> **Task directions**
Reproduce all of the data exactly.

> **Records supplied**
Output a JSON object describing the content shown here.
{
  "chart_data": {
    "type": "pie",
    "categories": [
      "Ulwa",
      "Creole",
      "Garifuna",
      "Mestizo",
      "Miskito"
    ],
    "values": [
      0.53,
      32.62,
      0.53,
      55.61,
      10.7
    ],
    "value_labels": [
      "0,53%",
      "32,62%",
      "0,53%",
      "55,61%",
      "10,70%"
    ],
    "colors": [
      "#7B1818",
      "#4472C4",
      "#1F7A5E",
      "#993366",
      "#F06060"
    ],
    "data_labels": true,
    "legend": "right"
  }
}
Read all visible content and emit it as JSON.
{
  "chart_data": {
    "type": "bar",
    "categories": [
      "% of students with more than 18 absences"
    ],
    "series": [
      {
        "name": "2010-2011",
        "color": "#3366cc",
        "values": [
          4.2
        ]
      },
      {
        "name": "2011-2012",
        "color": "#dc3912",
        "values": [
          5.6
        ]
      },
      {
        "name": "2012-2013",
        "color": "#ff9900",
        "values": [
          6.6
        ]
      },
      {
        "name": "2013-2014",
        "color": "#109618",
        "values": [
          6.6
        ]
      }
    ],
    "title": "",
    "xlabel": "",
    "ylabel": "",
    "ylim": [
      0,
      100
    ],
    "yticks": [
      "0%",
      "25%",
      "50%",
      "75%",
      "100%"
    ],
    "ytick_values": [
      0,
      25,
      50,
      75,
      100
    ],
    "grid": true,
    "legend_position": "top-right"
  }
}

> **Solution for this problem**
Output a JSON object describing the content shown here.
{
  "chart_data": {
    "type": "pie",
    "categories": [
      "Ulwa",
      "Creole",
      "Garifuna",
      "Mestizo",
      "Miskito"
    ],
    "values": [
      0.53,
      32.62,
      0.53,
      55.61,
      10.7
    ],
    "value_labels": [
      "0,53%",
      "32,62%",
      "0,53%",
      "55,61%",
      "10,70%"
    ],
    "colors": [
      "#7B1818",
      "#4472C4",
      "#1F7A5E",
      "#993366",
      "#F06060"
    ],
    "data_labels": true,
    "legend": "right"
  }
}
Read all visible content and emit it as JSON.
{
  "chart_data": {
    "type": "bar",
    "categories": [
      "% of students with more than 18 absences"
    ],
    "series": [
      {
        "name": "2010-2011",
        "color": "#3366cc",
        "values": [
          4.2
        ]
      },
      {
        "name": "2011-2012",
        "color": "#dc3912",
        "values": [
          5.6
        ]
      },
      {
        "name": "2012-2013",
        "color": "#ff9900",
        "values": [
          6.6
        ]
      },
      {
        "name": "2013-2014",
        "color": "#109618",
        "values": [
          6.6
        ]
      }
    ],
    "title": "",
    "xlabel": "",
    "ylabel": "",
    "ylim": [
      0,
      100
    ],
    "yticks": [
      "0%",
      "25%",
      "50%",
      "75%",
      "100%"
    ],
    "ytick_values": [
      0,
      25,
      50,
      75,
      100
    ],
    "grid": true,
    "legend_position": "top-right"
  }
}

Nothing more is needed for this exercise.